• EXTRACT TO READ

It is not because of biblical arguments that white evangelicals have become the single demographic group most likely to say the U.S. has no responsibility to accept refugees. Not when the Bible persistently advocates for special care for the foreigner, the fatherless, and the widow. (See Deuteronomy 10:18; 14:29; 16:11, 14; 24:17, 19-21; 26:12-13; 27:19; Psalm 94:6; 146:9; Jeremiah 7:6; 22:3; Ezekiel 22:7; Zechariah 7:10; Malachi 3:5)[note]One well-meaning evangelical recently asked, “But are there any examples in the Bible of a group of foreigners who are growing in numbers and could take over the country?” He wasn’t encouraged when the only example I could think of came from Exodus 1: ” ‘Look,’ [Pharaoh] said to his people, ‘the Israelites have become far too numerous for us. Come, we must deal shrewdly with them or they will become even more numerous and, if war breaks out, will join our enemies, fight against us and leave the country.’ So they put slave masters over them to oppress them with forced labor.”[/note]
I expect this century’s general evangelical disregard, or even hostility, toward those who are not American citizens to look as bad for the Christian cause in the future as the American church’s failure in the last century to speak and act with one voice against lynching and segregation.

(Dataset excerpts)
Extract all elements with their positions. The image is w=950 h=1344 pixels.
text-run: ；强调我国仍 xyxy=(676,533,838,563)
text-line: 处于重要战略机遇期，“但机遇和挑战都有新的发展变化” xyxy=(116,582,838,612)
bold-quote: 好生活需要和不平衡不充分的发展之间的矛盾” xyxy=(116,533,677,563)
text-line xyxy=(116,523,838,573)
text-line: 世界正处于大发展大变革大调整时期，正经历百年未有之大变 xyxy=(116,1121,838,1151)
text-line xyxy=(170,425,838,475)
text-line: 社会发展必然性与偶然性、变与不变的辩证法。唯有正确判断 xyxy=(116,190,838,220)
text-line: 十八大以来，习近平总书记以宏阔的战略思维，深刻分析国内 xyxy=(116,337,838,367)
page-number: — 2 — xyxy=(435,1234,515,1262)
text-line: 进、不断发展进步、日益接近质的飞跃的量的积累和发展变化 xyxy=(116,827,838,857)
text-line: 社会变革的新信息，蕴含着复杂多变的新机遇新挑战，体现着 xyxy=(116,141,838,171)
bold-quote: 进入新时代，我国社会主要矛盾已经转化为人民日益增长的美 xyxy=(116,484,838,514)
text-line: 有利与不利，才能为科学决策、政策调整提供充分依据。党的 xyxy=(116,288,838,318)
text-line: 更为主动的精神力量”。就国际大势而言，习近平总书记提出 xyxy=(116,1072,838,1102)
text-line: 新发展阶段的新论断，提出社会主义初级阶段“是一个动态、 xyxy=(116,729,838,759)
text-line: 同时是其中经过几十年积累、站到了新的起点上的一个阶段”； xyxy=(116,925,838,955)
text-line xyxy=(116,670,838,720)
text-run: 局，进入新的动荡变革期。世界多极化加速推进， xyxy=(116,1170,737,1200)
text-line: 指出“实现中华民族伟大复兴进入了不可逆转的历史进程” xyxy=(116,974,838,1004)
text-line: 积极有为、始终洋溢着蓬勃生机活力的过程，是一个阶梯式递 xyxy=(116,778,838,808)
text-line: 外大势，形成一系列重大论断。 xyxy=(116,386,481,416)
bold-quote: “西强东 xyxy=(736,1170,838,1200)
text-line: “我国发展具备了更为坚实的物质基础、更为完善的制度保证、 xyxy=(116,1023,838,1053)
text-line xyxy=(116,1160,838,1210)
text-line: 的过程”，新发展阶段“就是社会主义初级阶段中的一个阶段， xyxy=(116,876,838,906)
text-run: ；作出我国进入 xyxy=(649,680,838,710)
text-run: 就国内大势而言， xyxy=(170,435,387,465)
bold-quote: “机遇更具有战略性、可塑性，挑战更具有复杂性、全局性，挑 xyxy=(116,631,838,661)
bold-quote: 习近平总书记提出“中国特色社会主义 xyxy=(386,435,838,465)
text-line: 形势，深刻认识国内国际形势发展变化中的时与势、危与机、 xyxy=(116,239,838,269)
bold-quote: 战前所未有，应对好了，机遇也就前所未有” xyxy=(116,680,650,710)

• WORK INSTRUCTION
Please copy out the whole passage above on white evangelicals and refugees, word for word.

• ANSWER AREA
It is not because of biblical arguments that white evangelicals have become the single demographic group most likely to say the U.S. has no responsibility to accept refugees. Not when the Bible persistently advocates for special care for the foreigner, the fatherless, and the widow. (See Deuteronomy 10:18; 14:29; 16:11, 14; 24:17, 19-21; 26:12-13; 27:19; Psalm 94:6; 146:9; Jeremiah 7:6; 22:3; Ezekiel 22:7; Zechariah 7:10; Malachi 3:5)[note]One well-meaning evangelical recently asked, “But are there any examples in the Bible of a group of foreigners who are growing in numbers and could take over the country?” He wasn’t encouraged when the only example I could think of came from Exodus 1: ” ‘Look,’ [Pharaoh] said to his people, ‘the Israelites have become far too numerous for us. Come, we must deal shrewdly with them or they will become even more numerous and, if war breaks out, will join our enemies, fight against us and leave the country.’ So they put slave masters over them to oppress them with forced labor.”[/note]
I expect this century’s general evangelical disregard, or even hostility, toward those who are not American citizens to look as bad for the Christian cause in the future as the American church’s failure in the last century to speak and act with one voice against lynching and segregation.